**TASK INSTRUCTIONS:**
Scan the data below and pick out the lines containing the word "이동평균선".

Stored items
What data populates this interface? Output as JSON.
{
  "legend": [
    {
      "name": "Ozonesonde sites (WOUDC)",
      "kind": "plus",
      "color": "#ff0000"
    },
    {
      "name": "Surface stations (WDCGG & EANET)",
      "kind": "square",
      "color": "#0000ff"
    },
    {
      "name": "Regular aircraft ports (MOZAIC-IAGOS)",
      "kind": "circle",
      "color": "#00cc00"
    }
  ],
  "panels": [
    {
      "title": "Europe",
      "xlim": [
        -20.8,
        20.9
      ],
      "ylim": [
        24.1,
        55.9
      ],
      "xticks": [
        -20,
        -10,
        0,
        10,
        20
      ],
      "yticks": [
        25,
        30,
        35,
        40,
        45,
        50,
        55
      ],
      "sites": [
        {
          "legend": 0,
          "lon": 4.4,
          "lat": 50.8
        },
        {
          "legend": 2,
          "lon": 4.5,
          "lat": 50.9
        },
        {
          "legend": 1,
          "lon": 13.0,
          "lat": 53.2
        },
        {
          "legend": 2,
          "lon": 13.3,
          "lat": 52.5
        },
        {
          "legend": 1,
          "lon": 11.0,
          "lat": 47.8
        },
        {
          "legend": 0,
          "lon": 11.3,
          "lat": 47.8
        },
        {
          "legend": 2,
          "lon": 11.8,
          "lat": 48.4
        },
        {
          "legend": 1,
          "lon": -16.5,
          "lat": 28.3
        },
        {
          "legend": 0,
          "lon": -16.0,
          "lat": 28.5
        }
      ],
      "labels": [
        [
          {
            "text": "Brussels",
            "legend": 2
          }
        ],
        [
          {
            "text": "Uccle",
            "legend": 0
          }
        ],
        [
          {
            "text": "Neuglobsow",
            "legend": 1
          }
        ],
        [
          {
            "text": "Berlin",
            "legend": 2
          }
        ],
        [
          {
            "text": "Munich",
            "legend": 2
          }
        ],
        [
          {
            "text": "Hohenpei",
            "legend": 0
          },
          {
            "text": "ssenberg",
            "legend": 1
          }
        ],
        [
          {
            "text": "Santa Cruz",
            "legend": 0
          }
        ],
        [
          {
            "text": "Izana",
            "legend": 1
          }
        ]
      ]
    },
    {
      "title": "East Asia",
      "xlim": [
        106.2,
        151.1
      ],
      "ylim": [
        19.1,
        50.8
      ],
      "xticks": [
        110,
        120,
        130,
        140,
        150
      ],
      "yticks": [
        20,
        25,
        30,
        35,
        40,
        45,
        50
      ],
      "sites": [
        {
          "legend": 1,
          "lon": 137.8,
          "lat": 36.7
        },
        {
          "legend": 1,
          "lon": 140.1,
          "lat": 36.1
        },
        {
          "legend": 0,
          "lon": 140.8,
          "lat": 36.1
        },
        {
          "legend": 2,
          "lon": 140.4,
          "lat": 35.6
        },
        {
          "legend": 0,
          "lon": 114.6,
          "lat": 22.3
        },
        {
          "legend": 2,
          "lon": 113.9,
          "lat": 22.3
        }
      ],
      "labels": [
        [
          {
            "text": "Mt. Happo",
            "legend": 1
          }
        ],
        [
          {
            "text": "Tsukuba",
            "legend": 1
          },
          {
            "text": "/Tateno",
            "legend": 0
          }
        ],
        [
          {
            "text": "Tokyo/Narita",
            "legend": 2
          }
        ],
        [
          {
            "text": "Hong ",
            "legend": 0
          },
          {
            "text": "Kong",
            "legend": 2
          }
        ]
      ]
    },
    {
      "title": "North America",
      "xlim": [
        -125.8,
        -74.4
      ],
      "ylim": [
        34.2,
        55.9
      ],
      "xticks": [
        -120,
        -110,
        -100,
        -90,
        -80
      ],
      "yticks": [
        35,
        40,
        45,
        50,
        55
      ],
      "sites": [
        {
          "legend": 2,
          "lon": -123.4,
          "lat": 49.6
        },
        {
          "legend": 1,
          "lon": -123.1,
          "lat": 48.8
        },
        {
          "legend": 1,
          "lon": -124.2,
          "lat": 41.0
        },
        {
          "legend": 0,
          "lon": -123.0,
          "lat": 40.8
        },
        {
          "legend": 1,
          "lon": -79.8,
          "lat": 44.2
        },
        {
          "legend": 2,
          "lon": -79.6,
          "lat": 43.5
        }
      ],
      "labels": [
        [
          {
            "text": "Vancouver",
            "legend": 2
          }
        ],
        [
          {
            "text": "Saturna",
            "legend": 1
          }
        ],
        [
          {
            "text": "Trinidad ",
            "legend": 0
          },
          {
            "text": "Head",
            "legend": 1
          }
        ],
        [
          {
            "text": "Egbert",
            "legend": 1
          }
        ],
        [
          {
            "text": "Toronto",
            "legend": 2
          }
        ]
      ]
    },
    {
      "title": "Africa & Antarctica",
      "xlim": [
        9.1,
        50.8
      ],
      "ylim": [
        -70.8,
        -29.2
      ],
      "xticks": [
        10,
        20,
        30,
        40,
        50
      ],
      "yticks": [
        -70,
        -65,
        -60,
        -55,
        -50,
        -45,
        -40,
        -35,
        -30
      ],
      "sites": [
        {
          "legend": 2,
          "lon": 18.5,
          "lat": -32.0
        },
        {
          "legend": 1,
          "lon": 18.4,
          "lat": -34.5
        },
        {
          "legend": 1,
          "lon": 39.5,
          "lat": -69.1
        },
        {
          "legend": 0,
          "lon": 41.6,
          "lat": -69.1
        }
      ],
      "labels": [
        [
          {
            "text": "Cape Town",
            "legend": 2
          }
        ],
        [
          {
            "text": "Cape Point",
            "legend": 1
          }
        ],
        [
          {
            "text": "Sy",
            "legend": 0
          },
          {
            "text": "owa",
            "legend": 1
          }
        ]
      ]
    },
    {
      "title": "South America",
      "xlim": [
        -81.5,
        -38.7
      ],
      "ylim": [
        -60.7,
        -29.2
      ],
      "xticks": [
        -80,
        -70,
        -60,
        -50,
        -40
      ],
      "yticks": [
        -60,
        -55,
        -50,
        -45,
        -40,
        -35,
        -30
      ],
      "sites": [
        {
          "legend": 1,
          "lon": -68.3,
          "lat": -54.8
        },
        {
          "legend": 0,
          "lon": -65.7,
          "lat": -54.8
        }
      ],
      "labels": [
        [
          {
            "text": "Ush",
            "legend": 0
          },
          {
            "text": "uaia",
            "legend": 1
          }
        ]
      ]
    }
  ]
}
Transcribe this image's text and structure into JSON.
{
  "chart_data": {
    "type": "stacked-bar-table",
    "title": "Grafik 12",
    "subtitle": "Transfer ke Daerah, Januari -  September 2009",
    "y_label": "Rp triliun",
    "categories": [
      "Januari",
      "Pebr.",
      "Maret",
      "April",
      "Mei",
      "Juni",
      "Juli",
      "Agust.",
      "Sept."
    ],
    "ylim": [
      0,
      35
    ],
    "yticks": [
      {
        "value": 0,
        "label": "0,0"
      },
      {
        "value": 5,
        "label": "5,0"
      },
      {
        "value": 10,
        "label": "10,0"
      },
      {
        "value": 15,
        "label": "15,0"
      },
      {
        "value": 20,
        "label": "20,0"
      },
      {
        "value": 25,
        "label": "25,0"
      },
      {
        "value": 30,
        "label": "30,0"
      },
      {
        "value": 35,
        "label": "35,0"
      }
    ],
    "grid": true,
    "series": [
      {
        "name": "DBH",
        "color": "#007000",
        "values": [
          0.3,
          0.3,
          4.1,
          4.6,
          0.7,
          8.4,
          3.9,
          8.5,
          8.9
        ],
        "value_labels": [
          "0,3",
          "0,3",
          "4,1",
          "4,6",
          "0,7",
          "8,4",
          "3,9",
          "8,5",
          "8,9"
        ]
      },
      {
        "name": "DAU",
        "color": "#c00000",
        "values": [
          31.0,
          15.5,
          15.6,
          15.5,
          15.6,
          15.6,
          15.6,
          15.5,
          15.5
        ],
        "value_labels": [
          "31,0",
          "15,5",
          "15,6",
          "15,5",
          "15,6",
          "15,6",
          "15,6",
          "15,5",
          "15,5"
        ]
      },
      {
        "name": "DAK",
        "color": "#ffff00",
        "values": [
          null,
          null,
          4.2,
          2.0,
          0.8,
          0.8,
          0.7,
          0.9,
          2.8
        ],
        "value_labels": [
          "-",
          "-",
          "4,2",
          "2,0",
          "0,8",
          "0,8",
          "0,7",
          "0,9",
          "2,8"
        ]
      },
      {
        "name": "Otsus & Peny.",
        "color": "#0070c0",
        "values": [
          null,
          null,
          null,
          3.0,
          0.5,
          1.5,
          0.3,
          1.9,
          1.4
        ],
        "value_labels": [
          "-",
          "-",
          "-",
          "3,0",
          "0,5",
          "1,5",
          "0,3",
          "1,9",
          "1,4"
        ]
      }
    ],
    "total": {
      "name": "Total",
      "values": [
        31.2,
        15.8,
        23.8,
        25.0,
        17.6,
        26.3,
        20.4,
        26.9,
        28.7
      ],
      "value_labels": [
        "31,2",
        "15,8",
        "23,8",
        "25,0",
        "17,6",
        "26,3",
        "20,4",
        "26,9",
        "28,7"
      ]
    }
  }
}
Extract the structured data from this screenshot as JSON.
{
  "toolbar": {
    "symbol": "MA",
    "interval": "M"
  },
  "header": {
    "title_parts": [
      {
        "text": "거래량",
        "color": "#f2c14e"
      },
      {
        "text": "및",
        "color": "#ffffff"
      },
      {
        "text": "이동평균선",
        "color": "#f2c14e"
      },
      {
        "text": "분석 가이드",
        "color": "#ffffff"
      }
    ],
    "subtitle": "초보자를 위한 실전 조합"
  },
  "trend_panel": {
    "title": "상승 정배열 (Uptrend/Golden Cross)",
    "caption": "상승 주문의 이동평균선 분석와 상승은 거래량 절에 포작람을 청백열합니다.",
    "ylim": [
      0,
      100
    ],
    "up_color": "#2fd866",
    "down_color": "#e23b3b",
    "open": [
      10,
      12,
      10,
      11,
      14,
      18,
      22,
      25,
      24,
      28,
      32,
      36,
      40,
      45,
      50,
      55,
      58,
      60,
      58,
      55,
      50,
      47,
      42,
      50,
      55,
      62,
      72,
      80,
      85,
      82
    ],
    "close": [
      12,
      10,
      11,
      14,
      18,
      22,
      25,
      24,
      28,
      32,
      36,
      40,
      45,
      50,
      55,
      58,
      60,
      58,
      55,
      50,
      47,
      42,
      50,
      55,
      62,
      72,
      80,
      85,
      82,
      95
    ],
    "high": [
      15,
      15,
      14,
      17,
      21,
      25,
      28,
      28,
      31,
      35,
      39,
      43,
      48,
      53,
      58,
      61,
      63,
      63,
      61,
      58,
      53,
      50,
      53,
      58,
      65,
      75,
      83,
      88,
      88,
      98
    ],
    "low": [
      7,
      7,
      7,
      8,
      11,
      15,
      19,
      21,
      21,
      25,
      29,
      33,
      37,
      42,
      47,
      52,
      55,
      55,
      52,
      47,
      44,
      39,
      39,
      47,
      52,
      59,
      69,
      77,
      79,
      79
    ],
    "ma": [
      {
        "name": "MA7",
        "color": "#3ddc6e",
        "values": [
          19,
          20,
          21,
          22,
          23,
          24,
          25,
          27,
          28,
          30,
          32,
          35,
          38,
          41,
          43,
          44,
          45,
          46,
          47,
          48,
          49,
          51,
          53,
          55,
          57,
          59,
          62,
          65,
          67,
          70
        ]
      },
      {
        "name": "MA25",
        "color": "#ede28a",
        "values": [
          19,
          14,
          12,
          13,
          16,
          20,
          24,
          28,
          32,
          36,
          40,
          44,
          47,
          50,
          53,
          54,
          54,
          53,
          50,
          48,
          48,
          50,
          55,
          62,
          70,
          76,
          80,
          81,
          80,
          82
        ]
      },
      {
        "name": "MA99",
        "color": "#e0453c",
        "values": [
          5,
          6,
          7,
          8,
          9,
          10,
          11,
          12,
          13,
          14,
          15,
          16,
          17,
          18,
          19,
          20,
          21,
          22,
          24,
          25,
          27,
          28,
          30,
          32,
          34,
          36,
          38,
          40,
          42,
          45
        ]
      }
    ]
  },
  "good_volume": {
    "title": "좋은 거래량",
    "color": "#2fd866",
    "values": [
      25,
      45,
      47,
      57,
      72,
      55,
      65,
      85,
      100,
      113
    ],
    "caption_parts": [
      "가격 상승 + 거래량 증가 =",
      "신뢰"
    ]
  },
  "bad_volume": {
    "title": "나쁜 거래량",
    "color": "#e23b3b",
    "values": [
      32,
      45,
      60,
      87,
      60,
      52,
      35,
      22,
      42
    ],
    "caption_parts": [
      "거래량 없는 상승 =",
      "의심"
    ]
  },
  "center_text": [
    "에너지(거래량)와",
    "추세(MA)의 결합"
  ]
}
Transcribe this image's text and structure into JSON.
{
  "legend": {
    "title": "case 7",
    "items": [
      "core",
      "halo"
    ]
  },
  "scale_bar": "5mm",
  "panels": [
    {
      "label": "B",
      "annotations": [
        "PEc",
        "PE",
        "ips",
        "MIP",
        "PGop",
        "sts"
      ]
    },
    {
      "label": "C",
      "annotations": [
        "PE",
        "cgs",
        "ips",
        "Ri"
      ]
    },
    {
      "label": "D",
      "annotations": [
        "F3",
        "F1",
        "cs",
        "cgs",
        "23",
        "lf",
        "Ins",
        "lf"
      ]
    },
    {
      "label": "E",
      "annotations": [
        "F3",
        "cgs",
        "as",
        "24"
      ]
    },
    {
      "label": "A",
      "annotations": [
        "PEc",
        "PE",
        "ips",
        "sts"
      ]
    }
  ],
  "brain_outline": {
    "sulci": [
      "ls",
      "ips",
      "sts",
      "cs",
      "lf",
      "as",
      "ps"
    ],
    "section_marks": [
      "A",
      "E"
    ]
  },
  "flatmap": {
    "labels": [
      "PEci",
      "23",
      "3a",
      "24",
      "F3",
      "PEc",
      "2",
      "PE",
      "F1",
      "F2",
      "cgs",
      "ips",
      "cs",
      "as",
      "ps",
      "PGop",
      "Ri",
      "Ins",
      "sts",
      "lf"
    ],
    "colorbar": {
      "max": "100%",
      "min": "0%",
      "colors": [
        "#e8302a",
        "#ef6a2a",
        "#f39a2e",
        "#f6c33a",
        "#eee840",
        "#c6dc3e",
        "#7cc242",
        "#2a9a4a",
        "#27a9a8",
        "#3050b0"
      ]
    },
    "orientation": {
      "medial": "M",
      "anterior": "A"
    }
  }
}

**ANSWER FOR THIS EXERCISE:**
        "text": "이동평균선",
    "caption": "상승 주문의 이동평균선 분석와 상승은 거래량 절에 포작람을 청백열합니다.",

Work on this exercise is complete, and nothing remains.